**What is asked:** Keep only the lines of the data below that contain "setup", and copy them.

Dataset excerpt
— begin —

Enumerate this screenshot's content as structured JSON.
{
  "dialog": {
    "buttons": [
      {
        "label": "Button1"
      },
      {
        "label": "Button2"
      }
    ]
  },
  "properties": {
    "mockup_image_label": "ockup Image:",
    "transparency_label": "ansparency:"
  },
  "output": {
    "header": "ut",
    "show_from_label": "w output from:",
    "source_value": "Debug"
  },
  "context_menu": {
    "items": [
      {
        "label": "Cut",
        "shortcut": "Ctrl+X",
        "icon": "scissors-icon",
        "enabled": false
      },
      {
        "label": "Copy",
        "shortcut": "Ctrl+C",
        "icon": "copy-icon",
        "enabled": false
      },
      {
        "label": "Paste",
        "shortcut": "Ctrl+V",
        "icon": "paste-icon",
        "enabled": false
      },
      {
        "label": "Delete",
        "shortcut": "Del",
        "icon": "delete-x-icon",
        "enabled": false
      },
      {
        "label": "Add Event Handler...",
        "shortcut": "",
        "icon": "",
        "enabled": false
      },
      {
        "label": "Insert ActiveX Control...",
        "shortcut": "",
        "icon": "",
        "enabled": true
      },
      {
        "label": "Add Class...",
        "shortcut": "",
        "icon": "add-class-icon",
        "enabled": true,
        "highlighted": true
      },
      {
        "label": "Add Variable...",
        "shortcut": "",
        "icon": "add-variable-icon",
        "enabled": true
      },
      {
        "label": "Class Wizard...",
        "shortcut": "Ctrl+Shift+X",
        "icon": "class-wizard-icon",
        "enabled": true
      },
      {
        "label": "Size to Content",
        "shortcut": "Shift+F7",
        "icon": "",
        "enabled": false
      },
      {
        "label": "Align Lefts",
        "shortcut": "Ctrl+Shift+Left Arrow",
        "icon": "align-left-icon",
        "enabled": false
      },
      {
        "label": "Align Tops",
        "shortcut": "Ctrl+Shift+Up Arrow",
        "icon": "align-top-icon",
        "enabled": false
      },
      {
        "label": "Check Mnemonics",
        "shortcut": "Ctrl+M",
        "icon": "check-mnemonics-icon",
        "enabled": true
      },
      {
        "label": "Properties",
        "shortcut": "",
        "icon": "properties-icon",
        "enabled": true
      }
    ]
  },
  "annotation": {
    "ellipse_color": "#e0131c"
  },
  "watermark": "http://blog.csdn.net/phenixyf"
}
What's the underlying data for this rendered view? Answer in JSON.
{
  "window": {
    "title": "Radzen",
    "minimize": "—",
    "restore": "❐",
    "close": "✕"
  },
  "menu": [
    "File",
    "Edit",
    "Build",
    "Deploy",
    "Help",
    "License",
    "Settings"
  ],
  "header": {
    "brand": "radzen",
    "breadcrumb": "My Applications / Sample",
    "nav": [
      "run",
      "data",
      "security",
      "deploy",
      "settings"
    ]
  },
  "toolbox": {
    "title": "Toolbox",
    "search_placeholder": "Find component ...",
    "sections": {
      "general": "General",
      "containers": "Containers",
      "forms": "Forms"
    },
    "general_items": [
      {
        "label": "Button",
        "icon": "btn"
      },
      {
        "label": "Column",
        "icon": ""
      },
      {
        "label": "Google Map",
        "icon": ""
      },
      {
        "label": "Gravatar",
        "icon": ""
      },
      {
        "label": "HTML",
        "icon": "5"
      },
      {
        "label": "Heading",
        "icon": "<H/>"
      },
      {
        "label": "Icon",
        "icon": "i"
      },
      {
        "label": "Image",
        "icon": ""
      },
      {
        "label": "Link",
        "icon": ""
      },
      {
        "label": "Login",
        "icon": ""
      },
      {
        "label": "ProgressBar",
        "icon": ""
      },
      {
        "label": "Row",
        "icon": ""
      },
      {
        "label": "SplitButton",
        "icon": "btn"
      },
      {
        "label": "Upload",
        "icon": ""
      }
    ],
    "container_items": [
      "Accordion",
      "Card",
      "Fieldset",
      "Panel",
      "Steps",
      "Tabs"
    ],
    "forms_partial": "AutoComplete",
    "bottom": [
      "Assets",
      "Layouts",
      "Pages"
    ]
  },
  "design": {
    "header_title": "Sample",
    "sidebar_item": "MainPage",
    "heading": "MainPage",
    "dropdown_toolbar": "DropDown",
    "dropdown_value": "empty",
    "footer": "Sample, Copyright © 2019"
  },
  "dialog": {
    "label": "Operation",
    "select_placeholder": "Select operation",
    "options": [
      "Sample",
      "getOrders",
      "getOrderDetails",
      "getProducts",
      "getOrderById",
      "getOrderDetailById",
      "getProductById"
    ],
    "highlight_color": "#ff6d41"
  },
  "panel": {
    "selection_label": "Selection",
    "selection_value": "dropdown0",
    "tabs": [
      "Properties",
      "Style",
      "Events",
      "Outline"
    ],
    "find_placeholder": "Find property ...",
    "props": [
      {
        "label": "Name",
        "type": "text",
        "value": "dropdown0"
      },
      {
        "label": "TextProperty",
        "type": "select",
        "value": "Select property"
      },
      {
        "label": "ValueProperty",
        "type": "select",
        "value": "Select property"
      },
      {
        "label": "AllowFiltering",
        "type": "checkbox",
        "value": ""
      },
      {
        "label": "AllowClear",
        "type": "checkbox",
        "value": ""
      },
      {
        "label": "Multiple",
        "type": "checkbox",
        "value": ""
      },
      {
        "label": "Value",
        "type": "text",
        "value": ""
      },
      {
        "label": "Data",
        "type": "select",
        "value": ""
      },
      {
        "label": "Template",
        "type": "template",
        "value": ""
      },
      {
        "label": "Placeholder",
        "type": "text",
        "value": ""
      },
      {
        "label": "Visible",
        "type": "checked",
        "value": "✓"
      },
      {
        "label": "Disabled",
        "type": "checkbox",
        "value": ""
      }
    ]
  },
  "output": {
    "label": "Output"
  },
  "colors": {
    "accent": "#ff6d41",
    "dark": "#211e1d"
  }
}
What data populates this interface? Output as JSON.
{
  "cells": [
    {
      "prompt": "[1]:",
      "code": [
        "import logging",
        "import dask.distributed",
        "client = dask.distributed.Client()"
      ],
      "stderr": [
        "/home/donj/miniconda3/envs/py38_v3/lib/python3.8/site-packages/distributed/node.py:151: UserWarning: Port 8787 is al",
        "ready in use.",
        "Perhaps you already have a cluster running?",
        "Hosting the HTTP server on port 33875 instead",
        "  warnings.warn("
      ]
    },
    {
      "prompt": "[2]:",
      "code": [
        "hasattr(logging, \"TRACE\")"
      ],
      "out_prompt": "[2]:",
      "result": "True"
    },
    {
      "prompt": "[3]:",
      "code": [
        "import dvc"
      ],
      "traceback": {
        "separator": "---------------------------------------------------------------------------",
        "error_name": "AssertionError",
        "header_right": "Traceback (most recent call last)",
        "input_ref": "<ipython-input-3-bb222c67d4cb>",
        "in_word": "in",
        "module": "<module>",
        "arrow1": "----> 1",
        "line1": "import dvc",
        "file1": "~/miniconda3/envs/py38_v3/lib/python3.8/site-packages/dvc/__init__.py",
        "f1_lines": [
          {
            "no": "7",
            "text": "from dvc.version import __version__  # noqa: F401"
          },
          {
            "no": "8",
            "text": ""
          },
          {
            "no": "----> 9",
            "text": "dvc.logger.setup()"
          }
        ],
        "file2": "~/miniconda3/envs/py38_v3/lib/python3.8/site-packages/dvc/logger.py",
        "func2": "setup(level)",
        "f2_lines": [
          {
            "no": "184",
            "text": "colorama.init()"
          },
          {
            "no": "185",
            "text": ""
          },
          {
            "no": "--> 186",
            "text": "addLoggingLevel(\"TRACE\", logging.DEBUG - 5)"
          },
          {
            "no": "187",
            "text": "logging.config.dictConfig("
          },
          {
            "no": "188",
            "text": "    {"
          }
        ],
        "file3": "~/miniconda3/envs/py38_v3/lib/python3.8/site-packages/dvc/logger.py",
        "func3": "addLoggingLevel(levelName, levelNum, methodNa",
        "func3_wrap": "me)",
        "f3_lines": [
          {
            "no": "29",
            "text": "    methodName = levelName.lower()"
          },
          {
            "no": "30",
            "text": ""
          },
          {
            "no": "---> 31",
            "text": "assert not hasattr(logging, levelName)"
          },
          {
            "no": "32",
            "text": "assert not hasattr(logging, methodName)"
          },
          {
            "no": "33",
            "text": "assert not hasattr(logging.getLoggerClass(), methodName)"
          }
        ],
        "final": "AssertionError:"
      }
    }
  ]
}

— end —

**Reply to the task:**
            "text": "dvc.logger.setup()"
        "func2": "setup(level)",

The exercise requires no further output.